▶ **TASK INSTRUCTIONS**
Show each line of the listing below that contains the string "dialog". Treat uppercase and lowercase as different.

Stored records

— begin —

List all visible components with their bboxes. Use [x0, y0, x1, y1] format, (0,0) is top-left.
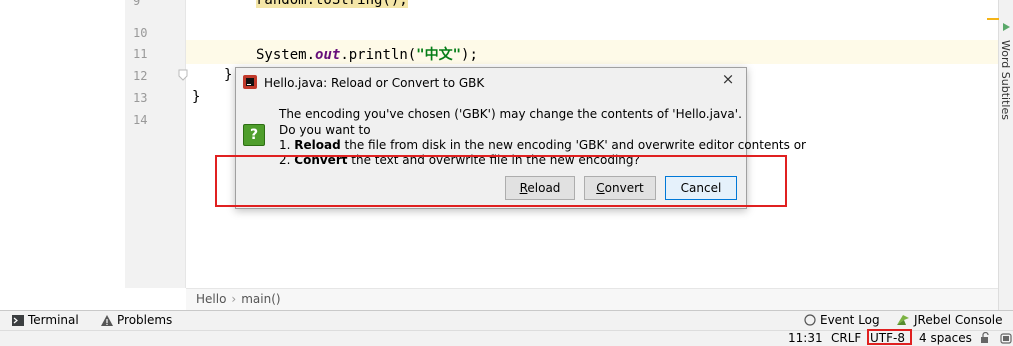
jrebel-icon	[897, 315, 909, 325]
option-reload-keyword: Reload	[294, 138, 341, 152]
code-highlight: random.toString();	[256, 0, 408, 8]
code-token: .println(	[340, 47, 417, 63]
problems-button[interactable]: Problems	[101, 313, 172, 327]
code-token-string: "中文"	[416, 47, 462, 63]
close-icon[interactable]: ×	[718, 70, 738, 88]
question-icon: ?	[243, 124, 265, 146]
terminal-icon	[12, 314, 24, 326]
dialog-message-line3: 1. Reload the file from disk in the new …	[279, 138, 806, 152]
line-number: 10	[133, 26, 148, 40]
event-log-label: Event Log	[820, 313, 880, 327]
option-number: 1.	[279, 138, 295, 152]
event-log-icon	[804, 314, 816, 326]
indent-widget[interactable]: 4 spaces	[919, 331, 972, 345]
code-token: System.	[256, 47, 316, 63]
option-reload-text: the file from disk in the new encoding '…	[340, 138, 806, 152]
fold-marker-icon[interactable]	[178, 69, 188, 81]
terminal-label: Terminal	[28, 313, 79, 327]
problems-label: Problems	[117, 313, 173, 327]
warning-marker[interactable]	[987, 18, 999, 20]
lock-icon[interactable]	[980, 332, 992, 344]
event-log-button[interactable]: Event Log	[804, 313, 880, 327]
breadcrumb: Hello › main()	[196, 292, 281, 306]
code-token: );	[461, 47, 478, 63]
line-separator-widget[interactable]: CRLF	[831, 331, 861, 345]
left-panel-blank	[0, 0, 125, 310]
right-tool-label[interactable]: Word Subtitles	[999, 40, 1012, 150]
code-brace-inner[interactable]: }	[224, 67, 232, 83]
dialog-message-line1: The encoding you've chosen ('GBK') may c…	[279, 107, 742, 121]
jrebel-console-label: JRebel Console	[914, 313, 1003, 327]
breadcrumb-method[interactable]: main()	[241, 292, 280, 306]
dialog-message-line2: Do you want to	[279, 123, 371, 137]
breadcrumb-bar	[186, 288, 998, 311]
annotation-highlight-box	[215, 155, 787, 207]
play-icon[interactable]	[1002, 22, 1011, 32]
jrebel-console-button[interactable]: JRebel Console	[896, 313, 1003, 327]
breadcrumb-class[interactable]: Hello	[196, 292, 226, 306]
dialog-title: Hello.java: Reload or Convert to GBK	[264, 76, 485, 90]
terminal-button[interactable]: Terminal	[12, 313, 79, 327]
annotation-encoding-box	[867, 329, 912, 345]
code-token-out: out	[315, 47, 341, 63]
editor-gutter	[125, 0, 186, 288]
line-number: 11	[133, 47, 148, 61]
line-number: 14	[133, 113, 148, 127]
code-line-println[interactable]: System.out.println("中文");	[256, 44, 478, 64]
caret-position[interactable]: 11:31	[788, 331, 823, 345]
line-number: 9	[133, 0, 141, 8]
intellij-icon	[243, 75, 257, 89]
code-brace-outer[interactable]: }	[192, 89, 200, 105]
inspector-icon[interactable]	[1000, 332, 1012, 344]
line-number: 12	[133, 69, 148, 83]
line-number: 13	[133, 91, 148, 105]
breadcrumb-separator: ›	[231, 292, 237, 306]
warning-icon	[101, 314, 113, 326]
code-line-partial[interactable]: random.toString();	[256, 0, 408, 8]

— end —
— begin —

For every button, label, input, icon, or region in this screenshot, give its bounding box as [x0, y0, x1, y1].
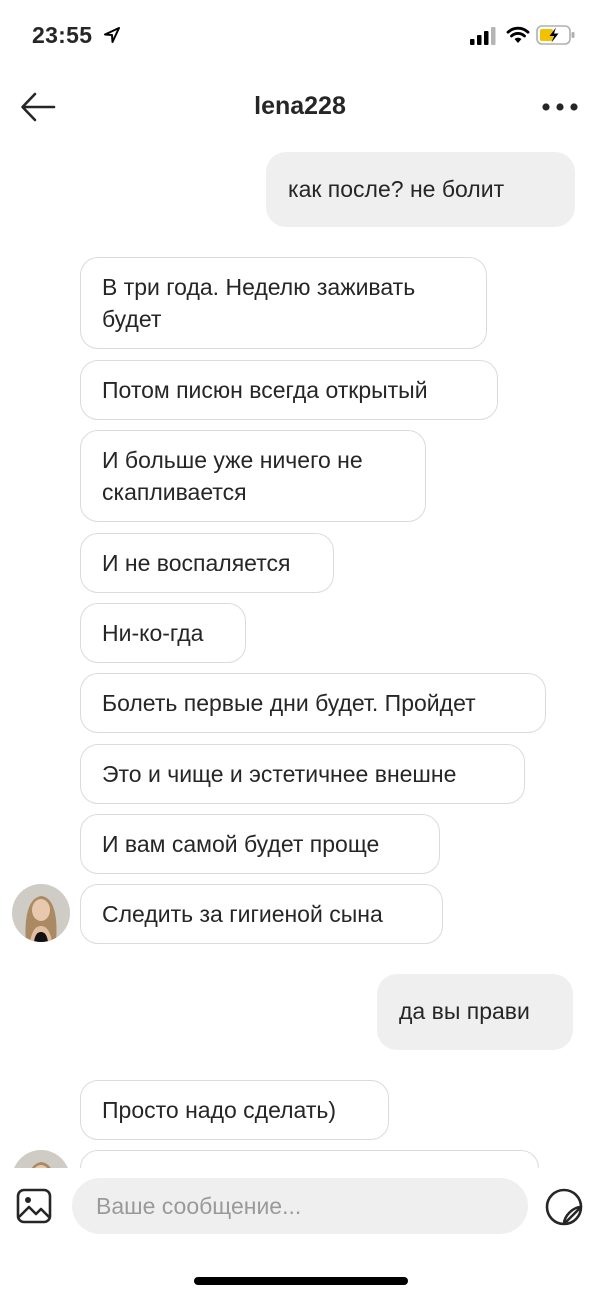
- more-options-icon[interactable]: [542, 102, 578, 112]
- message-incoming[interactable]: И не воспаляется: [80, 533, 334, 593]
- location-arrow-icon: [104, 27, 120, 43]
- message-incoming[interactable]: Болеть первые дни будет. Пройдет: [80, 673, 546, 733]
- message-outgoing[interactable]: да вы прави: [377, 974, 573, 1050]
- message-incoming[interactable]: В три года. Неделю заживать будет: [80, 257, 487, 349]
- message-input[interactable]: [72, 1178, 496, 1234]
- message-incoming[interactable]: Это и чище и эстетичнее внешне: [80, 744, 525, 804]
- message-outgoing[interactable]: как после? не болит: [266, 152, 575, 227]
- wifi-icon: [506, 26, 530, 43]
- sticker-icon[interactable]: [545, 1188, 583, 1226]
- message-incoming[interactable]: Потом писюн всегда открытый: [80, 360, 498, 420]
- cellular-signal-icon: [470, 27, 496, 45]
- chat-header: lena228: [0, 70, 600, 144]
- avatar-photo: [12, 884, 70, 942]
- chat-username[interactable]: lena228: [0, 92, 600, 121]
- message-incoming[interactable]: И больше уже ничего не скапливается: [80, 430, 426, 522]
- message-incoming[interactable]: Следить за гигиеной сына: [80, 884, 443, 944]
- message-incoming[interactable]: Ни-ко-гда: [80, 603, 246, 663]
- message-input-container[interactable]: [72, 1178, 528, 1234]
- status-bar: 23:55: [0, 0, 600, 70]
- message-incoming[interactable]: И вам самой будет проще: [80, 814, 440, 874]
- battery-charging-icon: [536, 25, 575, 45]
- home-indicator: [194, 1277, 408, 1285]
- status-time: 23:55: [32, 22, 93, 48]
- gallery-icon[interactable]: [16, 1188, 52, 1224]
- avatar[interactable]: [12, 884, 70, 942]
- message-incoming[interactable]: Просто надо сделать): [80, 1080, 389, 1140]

— end —
— begin —

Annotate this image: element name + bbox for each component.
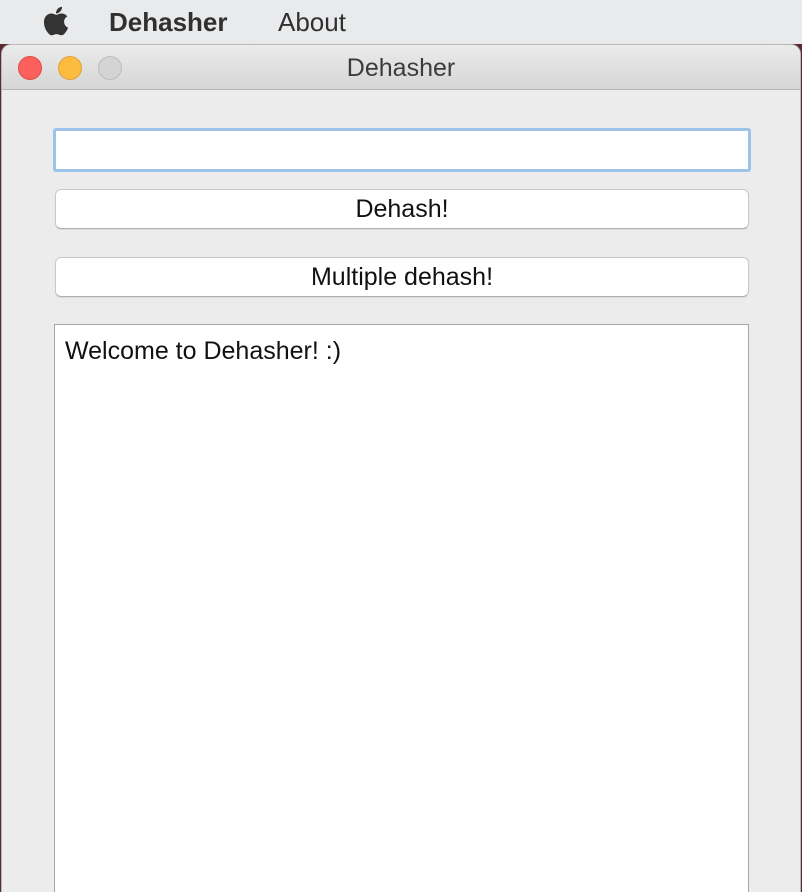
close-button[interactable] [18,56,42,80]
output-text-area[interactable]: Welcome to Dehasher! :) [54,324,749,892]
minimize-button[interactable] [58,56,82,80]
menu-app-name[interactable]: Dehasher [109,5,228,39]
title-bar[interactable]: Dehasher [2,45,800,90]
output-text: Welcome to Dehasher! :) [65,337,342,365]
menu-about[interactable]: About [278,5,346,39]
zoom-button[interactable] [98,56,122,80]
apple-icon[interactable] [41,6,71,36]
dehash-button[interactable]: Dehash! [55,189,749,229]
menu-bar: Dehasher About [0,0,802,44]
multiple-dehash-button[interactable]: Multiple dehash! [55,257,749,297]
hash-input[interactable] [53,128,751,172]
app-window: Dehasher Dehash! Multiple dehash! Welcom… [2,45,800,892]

— end —

▶ **RESPONSE TO THIS EXERCISE**
dialog-message-line3: 1. Reload the file from disk in the new …	[279, 138, 806, 152]
dialog-message-line1: The encoding you've chosen ('GBK') may c…	[279, 107, 742, 121]
dialog-message-line2: Do you want to	[279, 123, 371, 137]
dialog-title: Hello.java: Reload or Convert to GBK	[264, 76, 485, 90]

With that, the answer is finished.